Data excerpts ::
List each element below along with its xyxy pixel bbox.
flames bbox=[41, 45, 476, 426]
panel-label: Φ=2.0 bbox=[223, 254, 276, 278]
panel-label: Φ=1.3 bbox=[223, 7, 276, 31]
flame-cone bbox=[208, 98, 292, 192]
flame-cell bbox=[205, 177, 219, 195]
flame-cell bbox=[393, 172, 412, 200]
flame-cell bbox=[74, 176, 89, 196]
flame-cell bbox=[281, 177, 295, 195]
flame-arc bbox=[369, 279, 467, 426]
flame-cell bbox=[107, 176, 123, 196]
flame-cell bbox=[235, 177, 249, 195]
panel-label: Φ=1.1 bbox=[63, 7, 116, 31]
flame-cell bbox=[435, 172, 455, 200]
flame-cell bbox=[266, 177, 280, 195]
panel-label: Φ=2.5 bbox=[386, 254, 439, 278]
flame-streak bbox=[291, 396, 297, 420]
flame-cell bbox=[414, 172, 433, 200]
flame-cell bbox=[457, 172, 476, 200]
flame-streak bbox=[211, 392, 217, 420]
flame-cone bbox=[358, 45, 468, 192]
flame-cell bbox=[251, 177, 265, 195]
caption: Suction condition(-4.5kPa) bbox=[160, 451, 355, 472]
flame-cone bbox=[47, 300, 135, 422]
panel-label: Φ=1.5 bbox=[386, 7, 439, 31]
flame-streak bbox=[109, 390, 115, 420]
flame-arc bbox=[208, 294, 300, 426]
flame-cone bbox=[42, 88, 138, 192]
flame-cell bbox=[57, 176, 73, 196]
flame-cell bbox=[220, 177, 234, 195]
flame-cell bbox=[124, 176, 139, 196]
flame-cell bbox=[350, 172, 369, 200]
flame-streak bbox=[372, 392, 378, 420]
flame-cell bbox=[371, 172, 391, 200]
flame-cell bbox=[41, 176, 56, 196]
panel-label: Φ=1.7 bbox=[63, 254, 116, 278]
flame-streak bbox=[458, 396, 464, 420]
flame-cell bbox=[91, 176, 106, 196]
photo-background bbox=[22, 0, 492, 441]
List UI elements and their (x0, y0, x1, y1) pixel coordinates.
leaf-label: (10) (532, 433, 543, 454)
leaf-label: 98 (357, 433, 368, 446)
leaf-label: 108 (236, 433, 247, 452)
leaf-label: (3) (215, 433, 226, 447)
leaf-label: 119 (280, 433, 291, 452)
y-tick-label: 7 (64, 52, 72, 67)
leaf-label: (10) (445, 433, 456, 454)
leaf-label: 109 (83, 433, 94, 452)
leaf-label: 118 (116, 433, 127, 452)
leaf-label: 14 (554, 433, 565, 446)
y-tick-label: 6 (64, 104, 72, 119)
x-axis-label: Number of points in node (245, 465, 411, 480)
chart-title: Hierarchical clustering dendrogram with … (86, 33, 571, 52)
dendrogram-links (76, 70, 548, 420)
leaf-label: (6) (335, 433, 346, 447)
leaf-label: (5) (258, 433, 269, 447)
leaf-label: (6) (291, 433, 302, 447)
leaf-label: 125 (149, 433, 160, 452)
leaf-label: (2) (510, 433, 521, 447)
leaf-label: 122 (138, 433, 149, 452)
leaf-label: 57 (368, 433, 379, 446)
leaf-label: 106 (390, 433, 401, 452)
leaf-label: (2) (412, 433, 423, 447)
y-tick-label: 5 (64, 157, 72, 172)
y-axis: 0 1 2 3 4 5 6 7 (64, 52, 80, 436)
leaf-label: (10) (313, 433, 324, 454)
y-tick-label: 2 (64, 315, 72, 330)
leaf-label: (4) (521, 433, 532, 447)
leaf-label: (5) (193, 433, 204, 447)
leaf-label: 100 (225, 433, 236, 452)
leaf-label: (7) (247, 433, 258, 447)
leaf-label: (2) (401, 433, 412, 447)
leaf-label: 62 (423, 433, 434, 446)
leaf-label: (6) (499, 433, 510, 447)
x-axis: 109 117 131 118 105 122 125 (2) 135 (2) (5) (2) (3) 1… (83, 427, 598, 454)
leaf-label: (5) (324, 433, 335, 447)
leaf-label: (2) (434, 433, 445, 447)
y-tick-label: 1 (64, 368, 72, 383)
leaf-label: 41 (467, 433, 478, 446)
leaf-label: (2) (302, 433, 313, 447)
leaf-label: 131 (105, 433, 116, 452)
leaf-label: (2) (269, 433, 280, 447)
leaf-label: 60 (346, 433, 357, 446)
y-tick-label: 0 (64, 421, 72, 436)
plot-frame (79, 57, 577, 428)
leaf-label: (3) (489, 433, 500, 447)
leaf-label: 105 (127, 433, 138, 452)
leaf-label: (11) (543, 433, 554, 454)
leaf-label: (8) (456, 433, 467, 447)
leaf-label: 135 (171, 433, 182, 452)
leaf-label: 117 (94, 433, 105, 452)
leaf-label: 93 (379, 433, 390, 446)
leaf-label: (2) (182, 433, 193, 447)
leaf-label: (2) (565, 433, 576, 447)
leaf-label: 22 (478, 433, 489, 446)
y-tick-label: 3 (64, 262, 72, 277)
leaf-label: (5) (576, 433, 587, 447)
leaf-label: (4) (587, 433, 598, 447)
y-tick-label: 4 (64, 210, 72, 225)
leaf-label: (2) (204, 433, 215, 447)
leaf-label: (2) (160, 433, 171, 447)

Task to carry out ::
Please format the records above as a numbered list, leaving out any blank lines.

Response ::
1. List each element below along with its xyxy pixel bbox.
2. flames bbox=[41, 45, 476, 426]
3. panel-label: Φ=2.0 bbox=[223, 254, 276, 278]
4. panel-label: Φ=1.3 bbox=[223, 7, 276, 31]
5. flame-cone bbox=[208, 98, 292, 192]
6. flame-cell bbox=[205, 177, 219, 195]
7. flame-cell bbox=[393, 172, 412, 200]
8. flame-cell bbox=[74, 176, 89, 196]
9. flame-cell bbox=[281, 177, 295, 195]
10. flame-arc bbox=[369, 279, 467, 426]
11. flame-cell bbox=[107, 176, 123, 196]
12. flame-cell bbox=[235, 177, 249, 195]
13. panel-label: Φ=1.1 bbox=[63, 7, 116, 31]
14. flame-cell bbox=[435, 172, 455, 200]
15. flame-cell bbox=[266, 177, 280, 195]
16. panel-label: Φ=2.5 bbox=[386, 254, 439, 278]
17. flame-streak bbox=[291, 396, 297, 420]
18. flame-cell bbox=[414, 172, 433, 200]
19. flame-cell bbox=[457, 172, 476, 200]
20. flame-streak bbox=[211, 392, 217, 420]
21. flame-cone bbox=[358, 45, 468, 192]
22. flame-cell bbox=[251, 177, 265, 195]
23. caption: Suction condition(-4.5kPa) bbox=[160, 451, 355, 472]
24. flame-cone bbox=[47, 300, 135, 422]
25. panel-label: Φ=1.5 bbox=[386, 7, 439, 31]
26. flame-streak bbox=[109, 390, 115, 420]
27. flame-arc bbox=[208, 294, 300, 426]
28. flame-cone bbox=[42, 88, 138, 192]
29. flame-cell bbox=[57, 176, 73, 196]
30. flame-cell bbox=[220, 177, 234, 195]
31. flame-cell bbox=[124, 176, 139, 196]
32. flame-cell bbox=[350, 172, 369, 200]
33. flame-streak bbox=[372, 392, 378, 420]
34. flame-cell bbox=[371, 172, 391, 200]
35. flame-cell bbox=[41, 176, 56, 196]
36. panel-label: Φ=1.7 bbox=[63, 254, 116, 278]
37. flame-streak bbox=[458, 396, 464, 420]
38. flame-cell bbox=[91, 176, 106, 196]
39. photo-background bbox=[22, 0, 492, 441]
40. List UI elements and their (x0, y0, x1, y1) pixel coordinates.
41. leaf-label: (10) (532, 433, 543, 454)
42. leaf-label: 98 (357, 433, 368, 446)
43. leaf-label: 108 (236, 433, 247, 452)
44. leaf-label: (3) (215, 433, 226, 447)
45. leaf-label: 119 (280, 433, 291, 452)
46. y-tick-label: 7 (64, 52, 72, 67)
47. leaf-label: (10) (445, 433, 456, 454)
48. leaf-label: 109 (83, 433, 94, 452)
49. leaf-label: 118 (116, 433, 127, 452)
50. leaf-label: 14 (554, 433, 565, 446)
51. y-tick-label: 6 (64, 104, 72, 119)
52. x-axis-label: Number of points in node (245, 465, 411, 480)
53. chart-title: Hierarchical clustering dendrogram with … (86, 33, 571, 52)
54. dendrogram-links (76, 70, 548, 420)
55. leaf-label: (6) (335, 433, 346, 447)
56. leaf-label: (5) (258, 433, 269, 447)
57. leaf-label: (6) (291, 433, 302, 447)
58. leaf-label: 125 (149, 433, 160, 452)
59. leaf-label: (2) (510, 433, 521, 447)
60. leaf-label: 122 (138, 433, 149, 452)
61. leaf-label: 57 (368, 433, 379, 446)
62. leaf-label: 106 (390, 433, 401, 452)
63. leaf-label: (2) (412, 433, 423, 447)
64. y-tick-label: 5 (64, 157, 72, 172)
65. y-axis: 0 1 2 3 4 5 6 7 (64, 52, 80, 436)
66. leaf-label: (10) (313, 433, 324, 454)
67. y-tick-label: 2 (64, 315, 72, 330)
68. leaf-label: (4) (521, 433, 532, 447)
69. leaf-label: (5) (193, 433, 204, 447)
70. leaf-label: 100 (225, 433, 236, 452)
71. leaf-label: (7) (247, 433, 258, 447)
72. leaf-label: (2) (401, 433, 412, 447)
73. leaf-label: 62 (423, 433, 434, 446)
74. leaf-label: (6) (499, 433, 510, 447)
75. x-axis: 109 117 131 118 105 122 125 (2) 135 (2) (5) (2) (3) 1… (83, 427, 598, 454)
76. leaf-label: (5) (324, 433, 335, 447)
77. leaf-label: (2) (434, 433, 445, 447)
78. y-tick-label: 1 (64, 368, 72, 383)
79. leaf-label: 41 (467, 433, 478, 446)
80. leaf-label: (2) (302, 433, 313, 447)
81. leaf-label: 131 (105, 433, 116, 452)
82. leaf-label: (2) (269, 433, 280, 447)
83. leaf-label: 60 (346, 433, 357, 446)
84. y-tick-label: 0 (64, 421, 72, 436)
85. plot-frame (79, 57, 577, 428)
86. leaf-label: (3) (489, 433, 500, 447)
87. leaf-label: 105 (127, 433, 138, 452)
88. leaf-label: (11) (543, 433, 554, 454)
89. leaf-label: (8) (456, 433, 467, 447)
90. leaf-label: 135 (171, 433, 182, 452)
91. leaf-label: 117 (94, 433, 105, 452)
92. leaf-label: 93 (379, 433, 390, 446)
93. leaf-label: (2) (182, 433, 193, 447)
94. leaf-label: (2) (565, 433, 576, 447)
95. leaf-label: 22 (478, 433, 489, 446)
96. y-tick-label: 3 (64, 262, 72, 277)
97. leaf-label: (5) (576, 433, 587, 447)
98. leaf-label: (4) (587, 433, 598, 447)
99. y-tick-label: 4 (64, 210, 72, 225)
100. leaf-label: (2) (204, 433, 215, 447)
101. leaf-label: (2) (160, 433, 171, 447)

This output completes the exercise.